Figure record extracts:

__________________________________________________

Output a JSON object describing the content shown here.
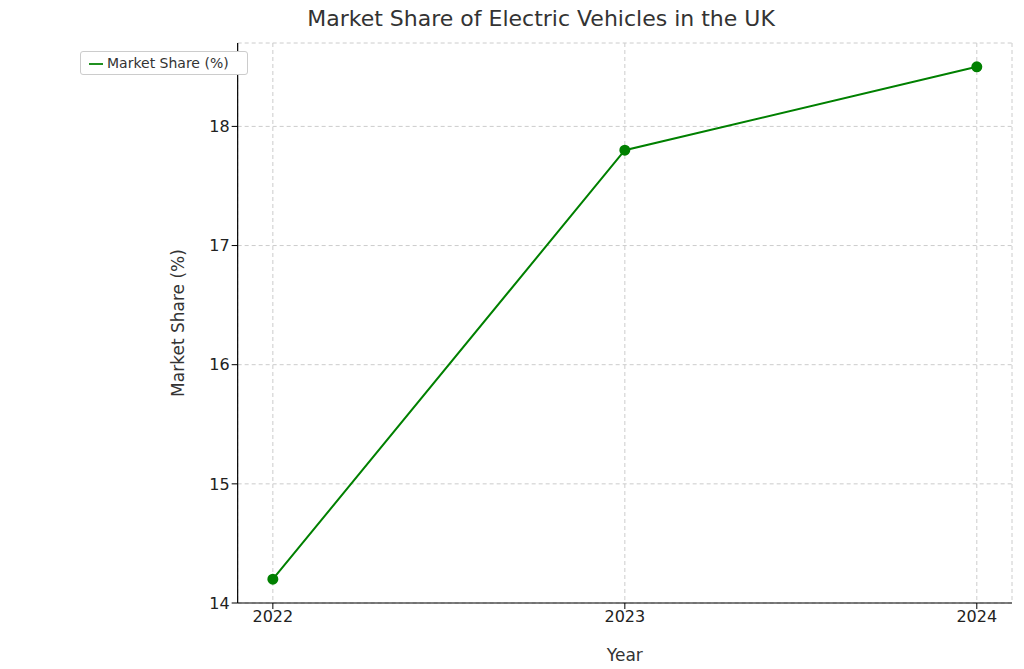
{
  "chart_data": {
    "type": "line",
    "title": "Market Share of Electric Vehicles in the UK",
    "x_label": "Year",
    "y_label": "Market Share (%)",
    "x": [
      2022,
      2023,
      2024
    ],
    "series": [
      {
        "name": "Market Share (%)",
        "color": "#008000",
        "values": [
          14.2,
          17.8,
          18.5
        ],
        "marker": "o",
        "line_style": "solid"
      }
    ],
    "xlim": [
      2021.9,
      2024.1
    ],
    "xticks": [
      2022,
      2023,
      2024
    ],
    "ylim": [
      14,
      18.7
    ],
    "yticks": [
      14,
      15,
      16,
      17,
      18
    ],
    "grid": true,
    "legend": "upper left"
  }
}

__________________________________________________

**Challenge:**
Exclude every picture and copy the remaining data exactly.

**Worked solution:**
Output a JSON object describing the content shown here.
{
  "chart_data": {
    "type": "line",
    "title": "Market Share of Electric Vehicles in the UK",
    "x_label": "Year",
    "y_label": "Market Share (%)",
    "x": [
      2022,
      2023,
      2024
    ],
    "series": [
      {
        "name": "Market Share (%)",
        "color": "#008000",
        "values": [
          14.2,
          17.8,
          18.5
        ],
        "marker": "o",
        "line_style": "solid"
      }
    ],
    "xlim": [
      2021.9,
      2024.1
    ],
    "xticks": [
      2022,
      2023,
      2024
    ],
    "ylim": [
      14,
      18.7
    ],
    "yticks": [
      14,
      15,
      16,
      17,
      18
    ],
    "grid": true,
    "legend": "upper left"
  }
}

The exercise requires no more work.